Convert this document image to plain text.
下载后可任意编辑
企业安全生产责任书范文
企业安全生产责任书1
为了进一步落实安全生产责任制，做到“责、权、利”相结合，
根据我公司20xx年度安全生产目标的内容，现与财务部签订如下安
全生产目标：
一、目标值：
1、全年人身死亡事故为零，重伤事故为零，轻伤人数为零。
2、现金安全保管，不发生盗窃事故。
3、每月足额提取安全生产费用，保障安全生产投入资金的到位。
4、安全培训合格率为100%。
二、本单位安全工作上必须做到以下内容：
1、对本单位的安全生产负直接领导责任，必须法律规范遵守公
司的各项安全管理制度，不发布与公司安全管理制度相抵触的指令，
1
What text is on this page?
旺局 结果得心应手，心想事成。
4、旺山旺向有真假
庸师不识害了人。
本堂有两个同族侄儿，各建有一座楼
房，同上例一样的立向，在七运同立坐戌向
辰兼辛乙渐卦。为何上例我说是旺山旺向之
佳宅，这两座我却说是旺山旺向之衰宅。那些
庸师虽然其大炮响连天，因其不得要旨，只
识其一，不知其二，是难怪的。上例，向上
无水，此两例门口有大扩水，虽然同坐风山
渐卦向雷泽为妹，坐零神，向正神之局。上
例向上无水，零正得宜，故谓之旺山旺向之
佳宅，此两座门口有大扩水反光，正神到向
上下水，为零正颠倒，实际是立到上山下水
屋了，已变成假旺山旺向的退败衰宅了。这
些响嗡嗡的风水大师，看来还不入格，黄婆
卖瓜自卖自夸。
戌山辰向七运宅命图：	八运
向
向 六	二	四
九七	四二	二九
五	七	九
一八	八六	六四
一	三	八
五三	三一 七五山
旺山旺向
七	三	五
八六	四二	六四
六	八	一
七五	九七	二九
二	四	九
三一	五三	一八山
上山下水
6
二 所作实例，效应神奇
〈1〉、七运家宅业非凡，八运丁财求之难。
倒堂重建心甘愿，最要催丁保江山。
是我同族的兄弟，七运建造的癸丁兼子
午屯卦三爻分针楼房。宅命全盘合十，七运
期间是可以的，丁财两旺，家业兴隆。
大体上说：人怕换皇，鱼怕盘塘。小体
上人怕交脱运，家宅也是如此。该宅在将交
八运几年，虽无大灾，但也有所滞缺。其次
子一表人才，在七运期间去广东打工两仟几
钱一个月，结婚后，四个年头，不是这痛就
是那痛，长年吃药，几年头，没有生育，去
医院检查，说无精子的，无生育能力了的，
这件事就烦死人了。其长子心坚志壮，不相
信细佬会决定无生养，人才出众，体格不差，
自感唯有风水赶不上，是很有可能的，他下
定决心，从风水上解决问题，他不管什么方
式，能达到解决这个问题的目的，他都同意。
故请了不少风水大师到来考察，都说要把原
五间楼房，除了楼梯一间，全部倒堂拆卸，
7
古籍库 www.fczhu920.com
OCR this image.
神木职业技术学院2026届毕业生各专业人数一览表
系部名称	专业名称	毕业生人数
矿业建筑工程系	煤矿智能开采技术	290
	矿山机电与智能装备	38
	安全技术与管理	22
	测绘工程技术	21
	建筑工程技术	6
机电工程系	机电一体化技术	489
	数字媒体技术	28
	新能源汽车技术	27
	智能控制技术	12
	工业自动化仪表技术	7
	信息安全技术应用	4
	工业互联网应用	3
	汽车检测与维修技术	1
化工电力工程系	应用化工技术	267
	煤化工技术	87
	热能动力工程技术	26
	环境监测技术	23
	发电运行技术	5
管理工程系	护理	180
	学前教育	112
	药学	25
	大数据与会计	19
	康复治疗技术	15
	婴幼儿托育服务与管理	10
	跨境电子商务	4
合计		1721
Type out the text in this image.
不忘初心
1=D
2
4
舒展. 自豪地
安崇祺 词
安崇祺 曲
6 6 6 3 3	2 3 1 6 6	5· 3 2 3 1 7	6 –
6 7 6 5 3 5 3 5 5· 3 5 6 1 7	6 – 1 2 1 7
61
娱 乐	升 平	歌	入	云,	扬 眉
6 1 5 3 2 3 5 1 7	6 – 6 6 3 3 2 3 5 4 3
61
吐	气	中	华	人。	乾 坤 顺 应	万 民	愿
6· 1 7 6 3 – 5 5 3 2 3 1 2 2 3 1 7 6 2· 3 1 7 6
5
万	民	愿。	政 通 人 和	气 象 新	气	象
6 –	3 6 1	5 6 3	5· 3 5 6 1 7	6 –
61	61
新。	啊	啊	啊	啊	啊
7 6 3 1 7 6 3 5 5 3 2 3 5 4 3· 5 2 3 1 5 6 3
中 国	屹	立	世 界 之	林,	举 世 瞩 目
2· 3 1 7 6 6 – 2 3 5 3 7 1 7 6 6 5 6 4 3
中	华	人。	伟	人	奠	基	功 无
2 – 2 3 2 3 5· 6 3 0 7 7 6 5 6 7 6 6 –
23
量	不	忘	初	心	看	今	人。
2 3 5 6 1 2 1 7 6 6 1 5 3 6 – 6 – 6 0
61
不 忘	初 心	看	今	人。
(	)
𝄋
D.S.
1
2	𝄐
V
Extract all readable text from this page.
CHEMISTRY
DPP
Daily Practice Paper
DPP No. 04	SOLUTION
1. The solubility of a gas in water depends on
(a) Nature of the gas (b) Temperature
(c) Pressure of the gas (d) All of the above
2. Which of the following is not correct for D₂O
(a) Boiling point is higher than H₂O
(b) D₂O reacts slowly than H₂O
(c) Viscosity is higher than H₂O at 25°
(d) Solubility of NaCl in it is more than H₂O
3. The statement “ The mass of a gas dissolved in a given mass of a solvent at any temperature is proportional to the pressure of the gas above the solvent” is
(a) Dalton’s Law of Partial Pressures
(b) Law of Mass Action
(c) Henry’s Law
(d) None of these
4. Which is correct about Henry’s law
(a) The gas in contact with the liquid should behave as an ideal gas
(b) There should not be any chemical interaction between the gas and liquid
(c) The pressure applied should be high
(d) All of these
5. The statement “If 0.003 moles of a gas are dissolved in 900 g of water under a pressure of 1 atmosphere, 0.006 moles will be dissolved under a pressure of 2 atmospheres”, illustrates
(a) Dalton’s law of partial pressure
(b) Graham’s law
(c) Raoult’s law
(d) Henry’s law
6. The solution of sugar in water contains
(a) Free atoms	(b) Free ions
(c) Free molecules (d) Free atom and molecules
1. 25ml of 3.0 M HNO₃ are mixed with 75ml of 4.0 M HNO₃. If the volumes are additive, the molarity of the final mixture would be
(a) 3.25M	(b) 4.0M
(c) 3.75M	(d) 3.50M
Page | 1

________________________________________

Copy every line of the listing that contains the word "than".

(a) Boiling point is higher than H₂O
(b) D₂O reacts slowly than H₂O
(c) Viscosity is higher than H₂O at 25°
(d) Solubility of NaCl in it is more than H₂O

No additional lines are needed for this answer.